▶ What you will do: Output, word for word, the line that contains "Extract the structured" and all lines following it to the end of the listing. Drop the pictures.

▶ Extracted information:
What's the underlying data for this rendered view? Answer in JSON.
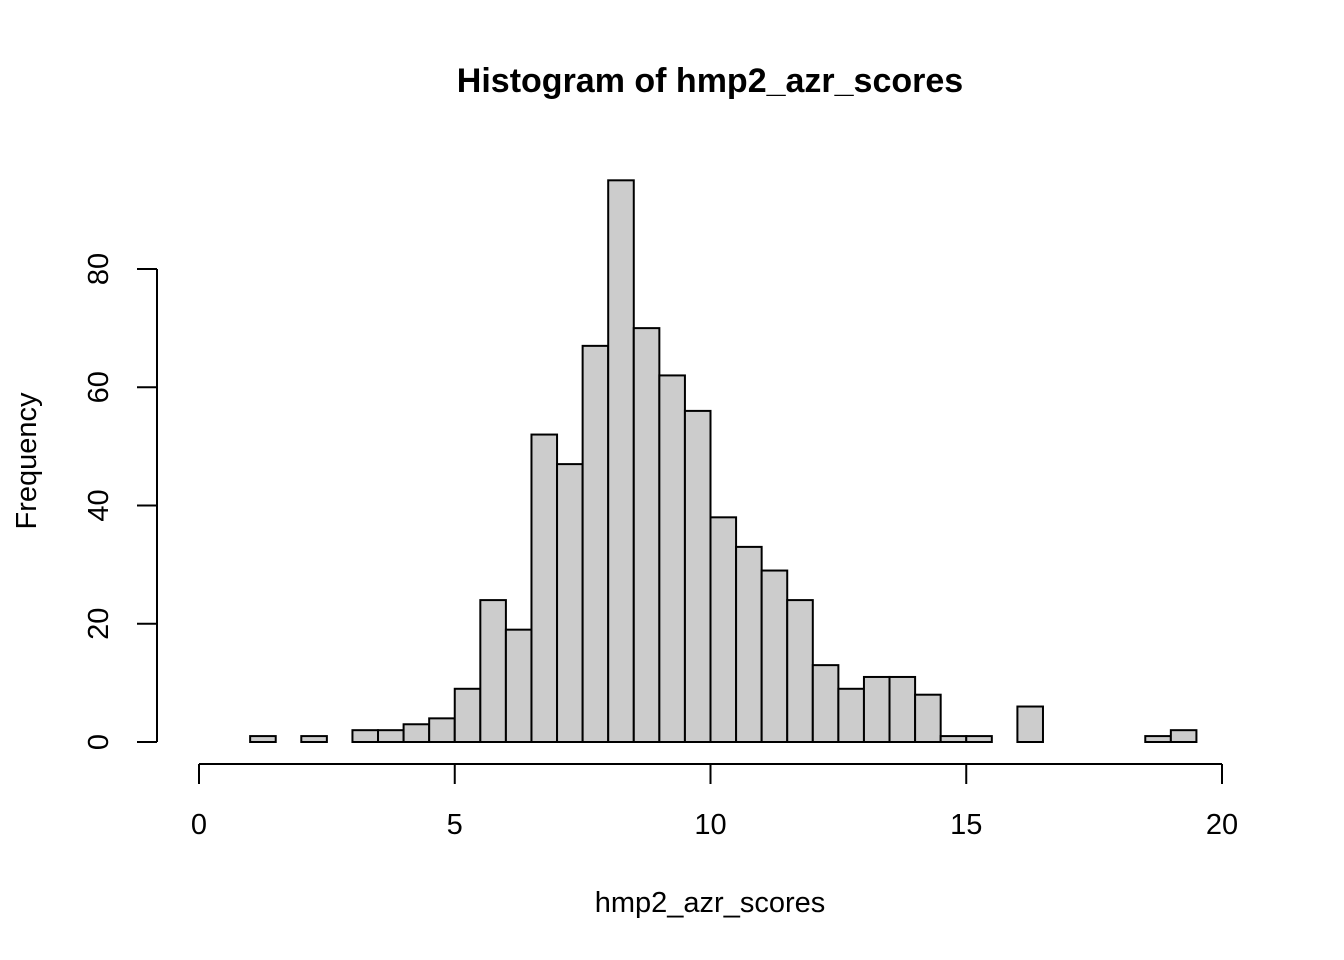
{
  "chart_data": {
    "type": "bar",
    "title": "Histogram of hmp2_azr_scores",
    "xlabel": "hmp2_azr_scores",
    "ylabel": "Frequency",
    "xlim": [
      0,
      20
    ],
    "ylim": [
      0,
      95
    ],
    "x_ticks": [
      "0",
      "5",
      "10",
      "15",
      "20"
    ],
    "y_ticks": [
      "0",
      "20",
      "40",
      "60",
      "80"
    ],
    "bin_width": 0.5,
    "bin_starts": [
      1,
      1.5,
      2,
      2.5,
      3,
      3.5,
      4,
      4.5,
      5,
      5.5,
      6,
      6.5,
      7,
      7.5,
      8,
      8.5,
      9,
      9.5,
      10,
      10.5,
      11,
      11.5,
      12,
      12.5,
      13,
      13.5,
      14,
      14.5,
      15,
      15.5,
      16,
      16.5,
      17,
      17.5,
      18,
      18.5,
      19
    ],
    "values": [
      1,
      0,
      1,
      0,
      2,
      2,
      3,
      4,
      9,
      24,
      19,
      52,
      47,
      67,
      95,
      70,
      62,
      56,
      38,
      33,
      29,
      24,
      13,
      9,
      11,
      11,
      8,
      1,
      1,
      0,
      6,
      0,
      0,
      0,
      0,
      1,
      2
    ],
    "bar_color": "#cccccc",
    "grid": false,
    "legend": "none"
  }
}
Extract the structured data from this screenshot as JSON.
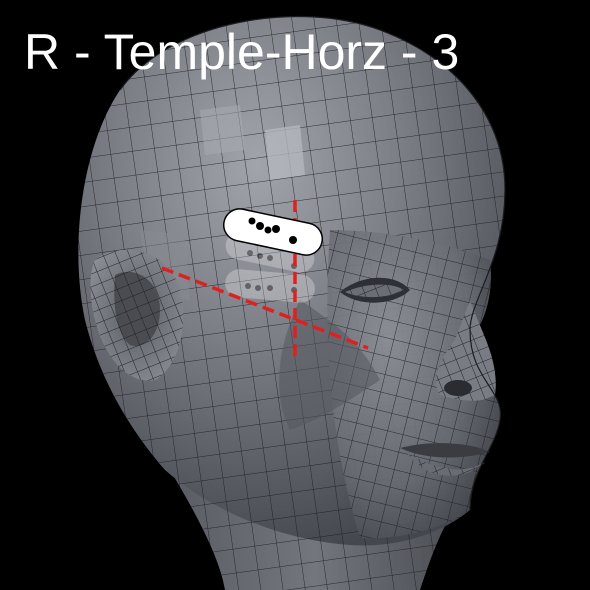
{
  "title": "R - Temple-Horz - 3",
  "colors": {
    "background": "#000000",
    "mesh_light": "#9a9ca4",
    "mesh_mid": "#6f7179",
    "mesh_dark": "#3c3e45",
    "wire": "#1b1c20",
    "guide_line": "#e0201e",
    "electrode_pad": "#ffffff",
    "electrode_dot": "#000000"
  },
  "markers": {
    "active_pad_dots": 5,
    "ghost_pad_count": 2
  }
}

▶ Full response:
Extract the structured data from this screenshot as JSON.
{
  "title": "R - Temple-Horz - 3",
  "colors": {
    "background": "#000000",
    "mesh_light": "#9a9ca4",
    "mesh_mid": "#6f7179",
    "mesh_dark": "#3c3e45",
    "wire": "#1b1c20",
    "guide_line": "#e0201e",
    "electrode_pad": "#ffffff",
    "electrode_dot": "#000000"
  },
  "markers": {
    "active_pad_dots": 5,
    "ghost_pad_count": 2
  }
}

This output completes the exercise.